# [What to work on]
Make an exact copy of the data below, leaving out every picture.

# [Dataset]

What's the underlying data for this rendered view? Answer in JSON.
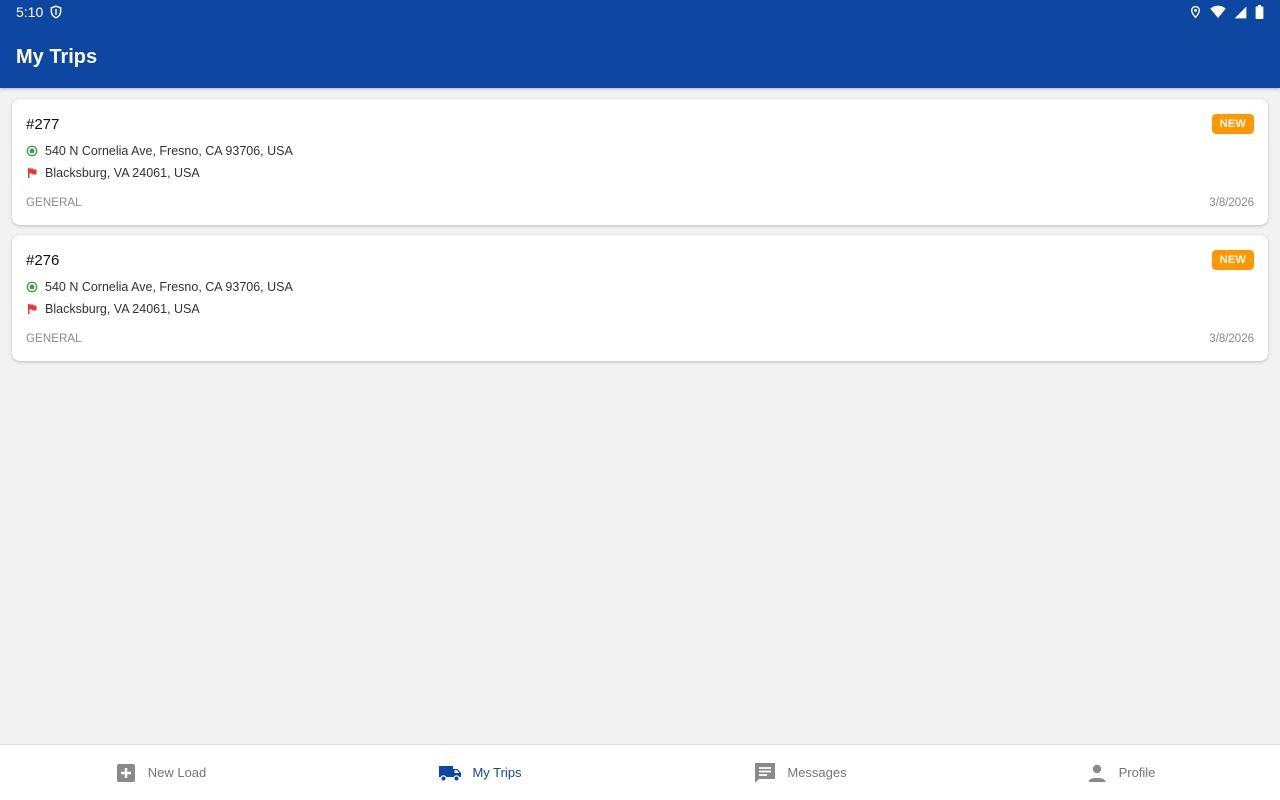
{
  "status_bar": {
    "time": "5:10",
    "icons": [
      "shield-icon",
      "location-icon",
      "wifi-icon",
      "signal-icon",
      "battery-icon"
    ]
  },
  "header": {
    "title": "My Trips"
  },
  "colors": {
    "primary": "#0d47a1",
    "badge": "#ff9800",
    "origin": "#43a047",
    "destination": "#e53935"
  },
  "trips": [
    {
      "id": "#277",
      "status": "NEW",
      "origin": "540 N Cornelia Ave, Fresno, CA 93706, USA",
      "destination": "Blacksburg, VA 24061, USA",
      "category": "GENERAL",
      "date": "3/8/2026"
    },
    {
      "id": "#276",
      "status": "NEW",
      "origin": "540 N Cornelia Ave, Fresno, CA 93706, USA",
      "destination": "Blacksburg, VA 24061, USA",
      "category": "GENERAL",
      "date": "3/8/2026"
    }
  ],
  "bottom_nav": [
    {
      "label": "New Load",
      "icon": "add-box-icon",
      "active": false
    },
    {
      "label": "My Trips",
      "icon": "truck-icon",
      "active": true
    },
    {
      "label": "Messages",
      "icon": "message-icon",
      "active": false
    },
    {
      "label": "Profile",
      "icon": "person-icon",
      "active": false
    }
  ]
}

# [The completed task]
What's the underlying data for this rendered view? Answer in JSON.
{
  "status_bar": {
    "time": "5:10",
    "icons": [
      "shield-icon",
      "location-icon",
      "wifi-icon",
      "signal-icon",
      "battery-icon"
    ]
  },
  "header": {
    "title": "My Trips"
  },
  "colors": {
    "primary": "#0d47a1",
    "badge": "#ff9800",
    "origin": "#43a047",
    "destination": "#e53935"
  },
  "trips": [
    {
      "id": "#277",
      "status": "NEW",
      "origin": "540 N Cornelia Ave, Fresno, CA 93706, USA",
      "destination": "Blacksburg, VA 24061, USA",
      "category": "GENERAL",
      "date": "3/8/2026"
    },
    {
      "id": "#276",
      "status": "NEW",
      "origin": "540 N Cornelia Ave, Fresno, CA 93706, USA",
      "destination": "Blacksburg, VA 24061, USA",
      "category": "GENERAL",
      "date": "3/8/2026"
    }
  ],
  "bottom_nav": [
    {
      "label": "New Load",
      "icon": "add-box-icon",
      "active": false
    },
    {
      "label": "My Trips",
      "icon": "truck-icon",
      "active": true
    },
    {
      "label": "Messages",
      "icon": "message-icon",
      "active": false
    },
    {
      "label": "Profile",
      "icon": "person-icon",
      "active": false
    }
  ]
}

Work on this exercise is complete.